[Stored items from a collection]
** start **

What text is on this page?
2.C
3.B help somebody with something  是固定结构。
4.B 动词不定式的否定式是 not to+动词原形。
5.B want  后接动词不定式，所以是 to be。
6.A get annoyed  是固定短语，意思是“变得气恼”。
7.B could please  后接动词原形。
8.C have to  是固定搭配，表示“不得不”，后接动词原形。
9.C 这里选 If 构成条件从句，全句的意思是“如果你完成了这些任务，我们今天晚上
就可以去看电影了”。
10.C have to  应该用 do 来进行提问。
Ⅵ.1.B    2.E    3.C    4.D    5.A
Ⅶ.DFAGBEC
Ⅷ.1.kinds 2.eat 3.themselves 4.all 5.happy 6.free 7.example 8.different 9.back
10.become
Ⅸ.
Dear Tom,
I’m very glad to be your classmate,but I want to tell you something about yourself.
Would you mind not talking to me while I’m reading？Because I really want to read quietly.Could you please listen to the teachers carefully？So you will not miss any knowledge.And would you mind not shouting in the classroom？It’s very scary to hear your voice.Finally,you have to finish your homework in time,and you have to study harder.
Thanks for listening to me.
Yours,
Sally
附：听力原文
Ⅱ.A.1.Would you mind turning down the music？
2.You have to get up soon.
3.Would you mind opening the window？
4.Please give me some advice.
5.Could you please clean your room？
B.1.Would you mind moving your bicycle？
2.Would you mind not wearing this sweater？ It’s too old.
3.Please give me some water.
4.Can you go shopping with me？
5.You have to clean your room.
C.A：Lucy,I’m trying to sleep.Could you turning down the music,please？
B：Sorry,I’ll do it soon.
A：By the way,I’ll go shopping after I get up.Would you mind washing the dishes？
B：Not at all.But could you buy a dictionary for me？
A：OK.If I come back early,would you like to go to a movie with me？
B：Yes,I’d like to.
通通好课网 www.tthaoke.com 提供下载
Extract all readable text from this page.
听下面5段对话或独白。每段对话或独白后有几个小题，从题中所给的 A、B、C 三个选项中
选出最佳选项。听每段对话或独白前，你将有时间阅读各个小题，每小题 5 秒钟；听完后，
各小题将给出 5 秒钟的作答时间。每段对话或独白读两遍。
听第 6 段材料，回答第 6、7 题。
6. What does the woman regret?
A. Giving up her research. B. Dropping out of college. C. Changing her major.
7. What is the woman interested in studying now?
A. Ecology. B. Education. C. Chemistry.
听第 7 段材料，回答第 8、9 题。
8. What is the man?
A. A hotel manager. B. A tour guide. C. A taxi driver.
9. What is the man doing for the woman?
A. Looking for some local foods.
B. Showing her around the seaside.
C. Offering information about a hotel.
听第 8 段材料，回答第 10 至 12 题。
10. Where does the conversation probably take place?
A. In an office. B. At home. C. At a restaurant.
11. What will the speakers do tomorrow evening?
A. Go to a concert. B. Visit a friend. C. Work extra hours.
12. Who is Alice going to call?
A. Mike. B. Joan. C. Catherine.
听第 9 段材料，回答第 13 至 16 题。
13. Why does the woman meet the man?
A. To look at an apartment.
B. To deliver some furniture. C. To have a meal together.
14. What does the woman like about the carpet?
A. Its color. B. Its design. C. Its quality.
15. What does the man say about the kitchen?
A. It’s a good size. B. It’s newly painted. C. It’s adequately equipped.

** end **

- **Short problem**: Go through the material and copy out every line with "hotel" in it.

- **Exercise response**:
A. A hotel manager. B. A tour guide. C. A taxi driver.
C. Offering information about a hotel.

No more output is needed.